- PROVIDED RECORDS -
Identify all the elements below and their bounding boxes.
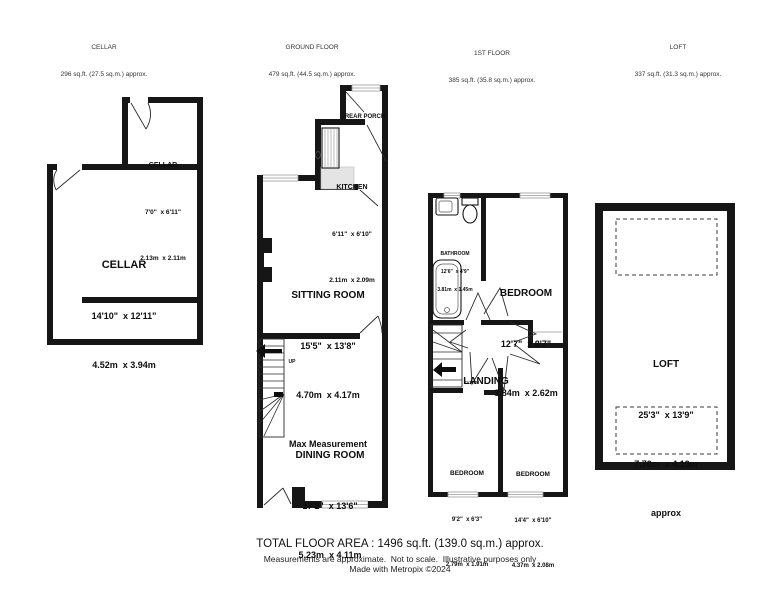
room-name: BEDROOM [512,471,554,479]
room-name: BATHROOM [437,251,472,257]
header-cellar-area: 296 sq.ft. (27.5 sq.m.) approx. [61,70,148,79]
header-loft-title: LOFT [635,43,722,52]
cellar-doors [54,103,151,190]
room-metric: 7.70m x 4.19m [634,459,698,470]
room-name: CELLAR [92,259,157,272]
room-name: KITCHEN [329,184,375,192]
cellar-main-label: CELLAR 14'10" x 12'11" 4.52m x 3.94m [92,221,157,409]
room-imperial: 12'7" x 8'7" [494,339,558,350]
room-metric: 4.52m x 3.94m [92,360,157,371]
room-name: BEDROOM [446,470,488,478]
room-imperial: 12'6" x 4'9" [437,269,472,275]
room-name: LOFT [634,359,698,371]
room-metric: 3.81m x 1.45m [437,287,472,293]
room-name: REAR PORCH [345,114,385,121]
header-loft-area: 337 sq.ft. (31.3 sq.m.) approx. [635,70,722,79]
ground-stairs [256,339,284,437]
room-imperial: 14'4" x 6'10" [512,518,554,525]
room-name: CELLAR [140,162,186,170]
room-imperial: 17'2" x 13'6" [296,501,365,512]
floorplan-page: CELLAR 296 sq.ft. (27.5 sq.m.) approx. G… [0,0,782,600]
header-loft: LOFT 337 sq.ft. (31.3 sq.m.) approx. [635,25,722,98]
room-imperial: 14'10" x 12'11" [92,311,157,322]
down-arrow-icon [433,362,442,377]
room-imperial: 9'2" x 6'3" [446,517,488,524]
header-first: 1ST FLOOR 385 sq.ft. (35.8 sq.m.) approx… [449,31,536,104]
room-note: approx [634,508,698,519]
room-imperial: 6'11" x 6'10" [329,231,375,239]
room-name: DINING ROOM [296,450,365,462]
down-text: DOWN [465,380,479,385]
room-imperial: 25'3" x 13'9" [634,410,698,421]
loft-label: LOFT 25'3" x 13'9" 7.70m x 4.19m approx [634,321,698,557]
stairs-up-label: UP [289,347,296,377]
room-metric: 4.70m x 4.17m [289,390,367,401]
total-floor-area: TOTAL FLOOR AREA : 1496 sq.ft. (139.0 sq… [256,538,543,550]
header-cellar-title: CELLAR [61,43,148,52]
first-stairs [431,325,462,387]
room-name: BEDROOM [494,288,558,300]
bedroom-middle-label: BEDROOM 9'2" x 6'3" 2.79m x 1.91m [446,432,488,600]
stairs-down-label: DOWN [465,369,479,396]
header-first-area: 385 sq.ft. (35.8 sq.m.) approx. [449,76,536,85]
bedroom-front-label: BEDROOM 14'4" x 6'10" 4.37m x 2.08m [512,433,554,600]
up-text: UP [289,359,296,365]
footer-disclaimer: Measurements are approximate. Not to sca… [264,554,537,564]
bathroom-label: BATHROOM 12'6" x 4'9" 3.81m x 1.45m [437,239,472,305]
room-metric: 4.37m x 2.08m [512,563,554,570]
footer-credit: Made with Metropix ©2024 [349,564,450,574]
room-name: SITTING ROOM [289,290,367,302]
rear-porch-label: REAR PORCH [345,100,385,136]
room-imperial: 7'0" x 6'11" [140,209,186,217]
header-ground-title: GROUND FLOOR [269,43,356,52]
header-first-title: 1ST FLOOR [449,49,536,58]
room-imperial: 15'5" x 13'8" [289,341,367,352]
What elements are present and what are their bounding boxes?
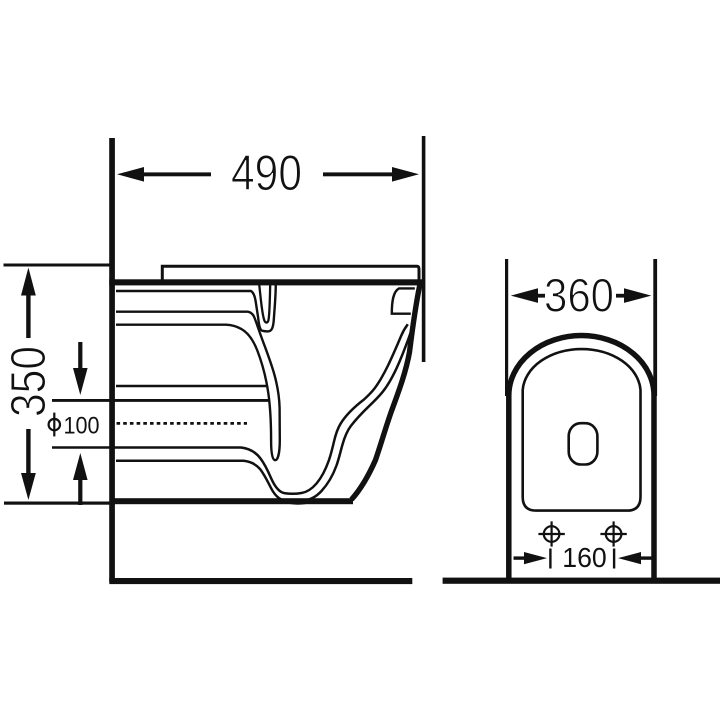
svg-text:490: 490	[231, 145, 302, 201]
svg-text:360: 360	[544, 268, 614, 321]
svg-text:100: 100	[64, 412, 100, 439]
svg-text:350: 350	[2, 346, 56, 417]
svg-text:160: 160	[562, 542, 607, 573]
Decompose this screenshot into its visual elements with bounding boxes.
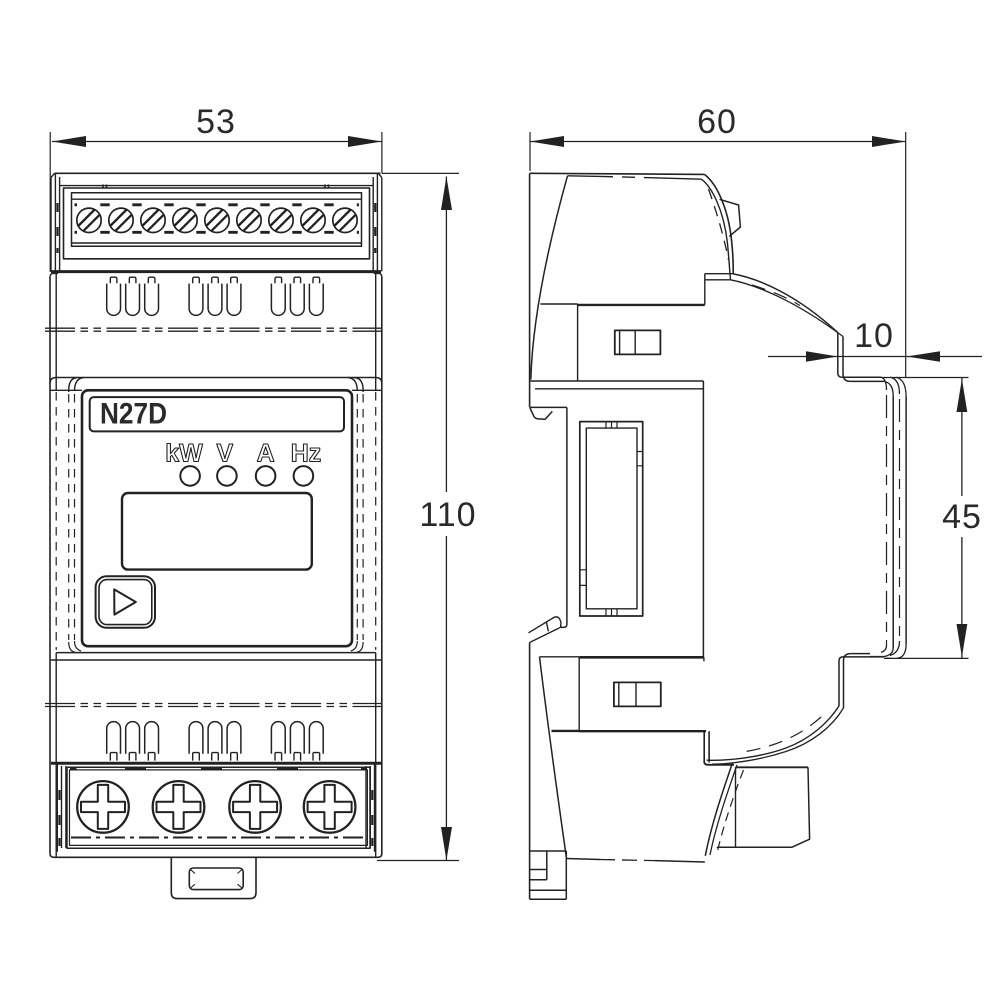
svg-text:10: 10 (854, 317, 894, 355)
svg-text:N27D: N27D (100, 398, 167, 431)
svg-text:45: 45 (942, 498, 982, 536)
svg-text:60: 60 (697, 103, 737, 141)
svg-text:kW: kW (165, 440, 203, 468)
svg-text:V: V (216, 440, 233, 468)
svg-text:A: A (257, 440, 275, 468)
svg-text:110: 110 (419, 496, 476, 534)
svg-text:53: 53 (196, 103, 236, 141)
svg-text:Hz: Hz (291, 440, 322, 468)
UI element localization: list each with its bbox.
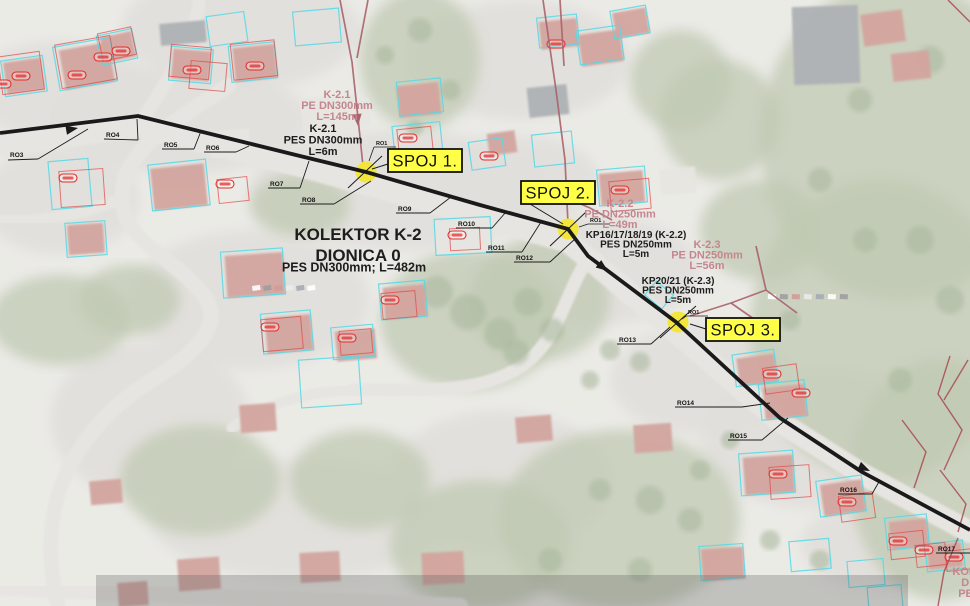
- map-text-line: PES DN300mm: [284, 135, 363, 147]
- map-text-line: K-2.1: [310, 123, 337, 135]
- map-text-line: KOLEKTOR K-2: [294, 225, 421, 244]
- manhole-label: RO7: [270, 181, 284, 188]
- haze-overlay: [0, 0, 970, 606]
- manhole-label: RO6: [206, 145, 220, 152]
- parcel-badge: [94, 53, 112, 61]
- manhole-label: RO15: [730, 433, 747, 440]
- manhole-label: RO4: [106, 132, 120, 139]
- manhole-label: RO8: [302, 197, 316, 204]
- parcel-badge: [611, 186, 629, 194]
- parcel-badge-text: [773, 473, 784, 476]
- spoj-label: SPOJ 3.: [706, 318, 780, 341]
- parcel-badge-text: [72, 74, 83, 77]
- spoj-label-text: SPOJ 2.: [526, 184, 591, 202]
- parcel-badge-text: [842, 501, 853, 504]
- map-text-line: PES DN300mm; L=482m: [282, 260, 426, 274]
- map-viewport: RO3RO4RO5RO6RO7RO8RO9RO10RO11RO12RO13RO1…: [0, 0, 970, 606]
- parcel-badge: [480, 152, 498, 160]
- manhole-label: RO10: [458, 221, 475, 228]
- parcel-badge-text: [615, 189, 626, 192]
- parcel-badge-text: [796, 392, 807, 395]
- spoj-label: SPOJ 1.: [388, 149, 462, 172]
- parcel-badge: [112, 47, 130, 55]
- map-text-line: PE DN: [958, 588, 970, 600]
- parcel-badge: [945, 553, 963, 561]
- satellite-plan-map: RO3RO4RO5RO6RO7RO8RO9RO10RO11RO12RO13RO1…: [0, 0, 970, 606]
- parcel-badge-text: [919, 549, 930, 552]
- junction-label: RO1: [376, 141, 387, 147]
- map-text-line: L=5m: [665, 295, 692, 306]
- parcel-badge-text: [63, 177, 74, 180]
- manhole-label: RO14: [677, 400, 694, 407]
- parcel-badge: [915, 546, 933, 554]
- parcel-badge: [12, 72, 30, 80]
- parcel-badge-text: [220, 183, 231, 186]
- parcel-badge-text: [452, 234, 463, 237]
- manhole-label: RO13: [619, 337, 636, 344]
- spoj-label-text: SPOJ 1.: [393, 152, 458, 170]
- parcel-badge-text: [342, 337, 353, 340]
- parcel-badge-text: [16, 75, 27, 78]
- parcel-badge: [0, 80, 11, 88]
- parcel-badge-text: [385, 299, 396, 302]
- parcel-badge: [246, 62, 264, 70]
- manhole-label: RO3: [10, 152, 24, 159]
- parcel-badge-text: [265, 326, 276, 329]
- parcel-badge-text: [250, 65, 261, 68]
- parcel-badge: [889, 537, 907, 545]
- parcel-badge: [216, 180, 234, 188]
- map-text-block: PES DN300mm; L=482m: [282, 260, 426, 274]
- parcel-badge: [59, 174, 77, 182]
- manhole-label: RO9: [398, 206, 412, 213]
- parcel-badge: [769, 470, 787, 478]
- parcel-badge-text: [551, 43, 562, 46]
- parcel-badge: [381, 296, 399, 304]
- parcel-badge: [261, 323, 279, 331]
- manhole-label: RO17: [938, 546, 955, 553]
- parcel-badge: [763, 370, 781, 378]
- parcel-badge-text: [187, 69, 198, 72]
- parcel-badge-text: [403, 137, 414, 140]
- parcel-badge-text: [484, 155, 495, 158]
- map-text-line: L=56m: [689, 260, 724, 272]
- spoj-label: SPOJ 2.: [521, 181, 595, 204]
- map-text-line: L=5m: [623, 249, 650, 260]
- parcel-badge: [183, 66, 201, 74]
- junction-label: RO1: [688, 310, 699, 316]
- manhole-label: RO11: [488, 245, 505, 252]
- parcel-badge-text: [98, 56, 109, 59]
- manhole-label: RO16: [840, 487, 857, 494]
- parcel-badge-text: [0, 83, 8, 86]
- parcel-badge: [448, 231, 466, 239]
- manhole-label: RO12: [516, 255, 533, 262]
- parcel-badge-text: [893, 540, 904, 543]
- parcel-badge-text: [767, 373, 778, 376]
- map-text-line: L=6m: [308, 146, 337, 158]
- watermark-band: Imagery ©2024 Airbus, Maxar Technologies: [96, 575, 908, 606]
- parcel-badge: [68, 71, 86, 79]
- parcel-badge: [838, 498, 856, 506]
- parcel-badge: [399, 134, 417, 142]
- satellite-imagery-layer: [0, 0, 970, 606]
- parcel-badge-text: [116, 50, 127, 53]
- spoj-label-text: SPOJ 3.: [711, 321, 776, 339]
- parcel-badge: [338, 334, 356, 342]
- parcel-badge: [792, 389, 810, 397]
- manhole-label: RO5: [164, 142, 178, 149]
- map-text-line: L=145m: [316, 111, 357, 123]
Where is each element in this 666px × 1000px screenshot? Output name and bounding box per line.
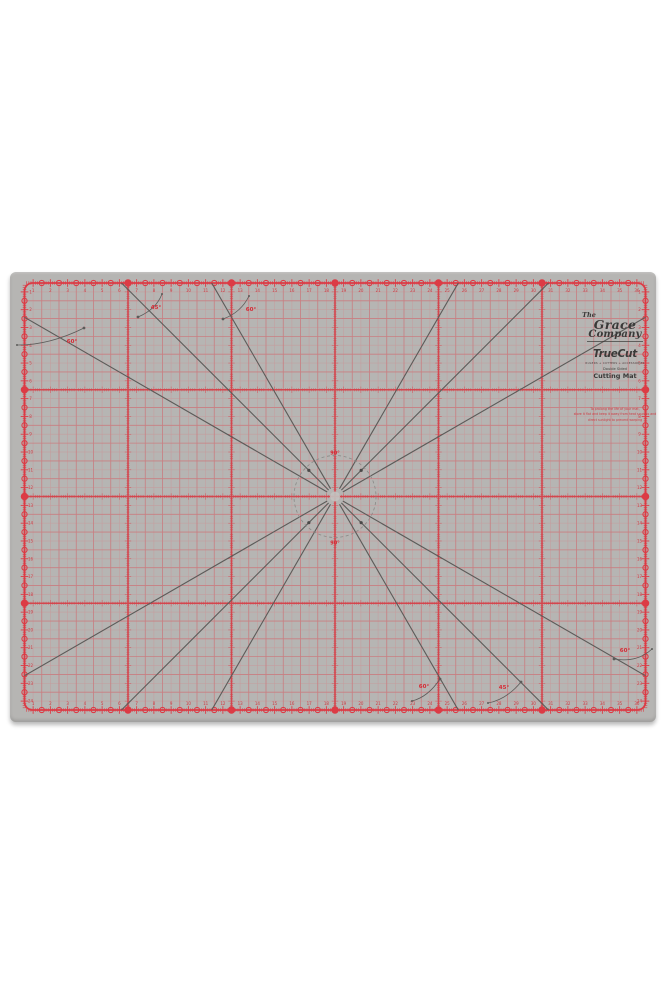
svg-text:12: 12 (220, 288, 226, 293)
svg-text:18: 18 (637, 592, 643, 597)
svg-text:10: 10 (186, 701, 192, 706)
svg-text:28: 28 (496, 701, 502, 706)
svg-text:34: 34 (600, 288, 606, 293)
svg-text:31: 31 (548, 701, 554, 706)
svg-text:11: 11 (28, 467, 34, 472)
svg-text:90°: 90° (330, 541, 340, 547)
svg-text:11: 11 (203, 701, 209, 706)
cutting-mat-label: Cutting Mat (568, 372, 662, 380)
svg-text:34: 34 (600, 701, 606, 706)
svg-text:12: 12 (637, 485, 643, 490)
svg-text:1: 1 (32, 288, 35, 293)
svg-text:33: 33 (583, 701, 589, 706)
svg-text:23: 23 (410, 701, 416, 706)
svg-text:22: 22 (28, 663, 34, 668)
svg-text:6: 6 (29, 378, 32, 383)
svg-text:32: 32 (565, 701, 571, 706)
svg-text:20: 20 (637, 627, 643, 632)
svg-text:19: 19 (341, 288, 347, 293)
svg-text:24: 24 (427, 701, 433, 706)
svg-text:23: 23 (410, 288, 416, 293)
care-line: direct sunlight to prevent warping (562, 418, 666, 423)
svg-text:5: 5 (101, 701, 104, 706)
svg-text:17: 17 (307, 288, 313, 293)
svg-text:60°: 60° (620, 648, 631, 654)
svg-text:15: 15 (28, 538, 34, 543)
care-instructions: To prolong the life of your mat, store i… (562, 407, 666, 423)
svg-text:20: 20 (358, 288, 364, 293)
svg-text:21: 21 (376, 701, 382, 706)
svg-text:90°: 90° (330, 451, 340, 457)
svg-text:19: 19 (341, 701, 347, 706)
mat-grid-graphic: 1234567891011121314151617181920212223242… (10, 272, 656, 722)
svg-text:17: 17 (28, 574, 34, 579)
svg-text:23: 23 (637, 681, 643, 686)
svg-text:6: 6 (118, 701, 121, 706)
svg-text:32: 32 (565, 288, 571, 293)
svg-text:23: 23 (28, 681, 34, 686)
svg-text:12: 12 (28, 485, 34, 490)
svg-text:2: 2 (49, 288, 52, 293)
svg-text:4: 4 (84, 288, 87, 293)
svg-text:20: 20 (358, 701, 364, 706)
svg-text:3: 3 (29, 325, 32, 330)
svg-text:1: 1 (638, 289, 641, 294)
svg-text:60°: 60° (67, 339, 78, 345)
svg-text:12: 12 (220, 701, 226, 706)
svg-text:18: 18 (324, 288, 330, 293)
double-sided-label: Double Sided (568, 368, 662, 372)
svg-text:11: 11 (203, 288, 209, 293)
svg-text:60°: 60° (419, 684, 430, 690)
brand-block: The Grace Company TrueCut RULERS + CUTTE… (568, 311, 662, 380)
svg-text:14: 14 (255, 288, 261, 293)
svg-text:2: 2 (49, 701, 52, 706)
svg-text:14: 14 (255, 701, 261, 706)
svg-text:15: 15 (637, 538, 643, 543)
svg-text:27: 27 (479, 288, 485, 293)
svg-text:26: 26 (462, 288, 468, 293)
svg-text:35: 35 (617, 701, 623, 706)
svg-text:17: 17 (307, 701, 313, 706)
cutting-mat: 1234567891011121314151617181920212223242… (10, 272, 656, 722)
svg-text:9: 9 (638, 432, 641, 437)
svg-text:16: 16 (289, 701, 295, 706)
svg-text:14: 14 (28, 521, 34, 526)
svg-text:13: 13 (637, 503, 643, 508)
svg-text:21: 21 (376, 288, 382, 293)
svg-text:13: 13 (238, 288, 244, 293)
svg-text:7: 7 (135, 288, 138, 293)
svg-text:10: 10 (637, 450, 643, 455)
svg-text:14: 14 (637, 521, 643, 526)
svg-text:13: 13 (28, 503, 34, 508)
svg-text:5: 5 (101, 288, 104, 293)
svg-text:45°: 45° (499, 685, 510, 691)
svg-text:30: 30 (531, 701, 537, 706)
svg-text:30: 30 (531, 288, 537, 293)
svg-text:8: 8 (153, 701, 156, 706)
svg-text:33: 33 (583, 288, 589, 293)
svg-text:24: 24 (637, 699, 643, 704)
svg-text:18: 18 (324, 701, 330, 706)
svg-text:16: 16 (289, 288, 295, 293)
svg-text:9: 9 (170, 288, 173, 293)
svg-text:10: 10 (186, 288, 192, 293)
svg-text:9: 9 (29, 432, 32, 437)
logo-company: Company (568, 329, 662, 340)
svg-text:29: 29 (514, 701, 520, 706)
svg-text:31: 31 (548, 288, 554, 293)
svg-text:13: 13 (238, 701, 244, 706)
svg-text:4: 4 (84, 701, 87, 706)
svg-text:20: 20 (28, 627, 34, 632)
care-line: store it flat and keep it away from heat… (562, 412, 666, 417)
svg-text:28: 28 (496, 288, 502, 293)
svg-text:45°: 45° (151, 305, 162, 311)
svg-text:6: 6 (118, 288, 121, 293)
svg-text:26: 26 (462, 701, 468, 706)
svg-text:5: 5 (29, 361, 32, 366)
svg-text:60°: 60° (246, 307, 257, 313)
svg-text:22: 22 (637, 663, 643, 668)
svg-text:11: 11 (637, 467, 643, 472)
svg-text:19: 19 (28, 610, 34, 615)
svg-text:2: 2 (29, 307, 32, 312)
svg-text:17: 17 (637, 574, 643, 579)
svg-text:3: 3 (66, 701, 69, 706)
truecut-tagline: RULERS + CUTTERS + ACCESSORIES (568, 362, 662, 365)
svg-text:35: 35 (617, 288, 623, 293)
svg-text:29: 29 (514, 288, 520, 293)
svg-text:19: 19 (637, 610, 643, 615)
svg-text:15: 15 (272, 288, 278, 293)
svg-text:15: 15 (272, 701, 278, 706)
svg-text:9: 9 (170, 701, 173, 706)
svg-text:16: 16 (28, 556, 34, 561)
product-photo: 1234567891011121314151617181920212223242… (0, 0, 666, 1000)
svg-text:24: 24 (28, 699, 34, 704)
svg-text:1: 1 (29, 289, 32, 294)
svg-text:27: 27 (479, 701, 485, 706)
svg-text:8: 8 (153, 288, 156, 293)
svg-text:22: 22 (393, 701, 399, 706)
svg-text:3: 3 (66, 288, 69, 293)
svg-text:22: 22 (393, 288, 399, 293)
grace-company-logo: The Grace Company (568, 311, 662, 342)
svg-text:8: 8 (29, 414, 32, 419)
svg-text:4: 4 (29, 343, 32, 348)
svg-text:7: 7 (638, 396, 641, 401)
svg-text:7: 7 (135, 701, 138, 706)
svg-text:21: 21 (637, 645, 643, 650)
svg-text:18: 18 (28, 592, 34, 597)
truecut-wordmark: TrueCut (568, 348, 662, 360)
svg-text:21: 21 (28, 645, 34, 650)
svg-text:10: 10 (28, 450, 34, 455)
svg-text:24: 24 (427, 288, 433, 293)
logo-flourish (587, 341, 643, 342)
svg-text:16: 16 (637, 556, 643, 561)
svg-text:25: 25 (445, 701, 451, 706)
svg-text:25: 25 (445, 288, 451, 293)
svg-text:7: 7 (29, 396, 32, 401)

- DIRECTIONS FOR THIS TASK -
Pull out each line of the material above that contains the string "junction". Only matches with the same capitalization count.

- CORRECT OUTPUT -
- junction-label: RO1: [376, 141, 387, 147]
- junction-label: RO1: [688, 310, 699, 316]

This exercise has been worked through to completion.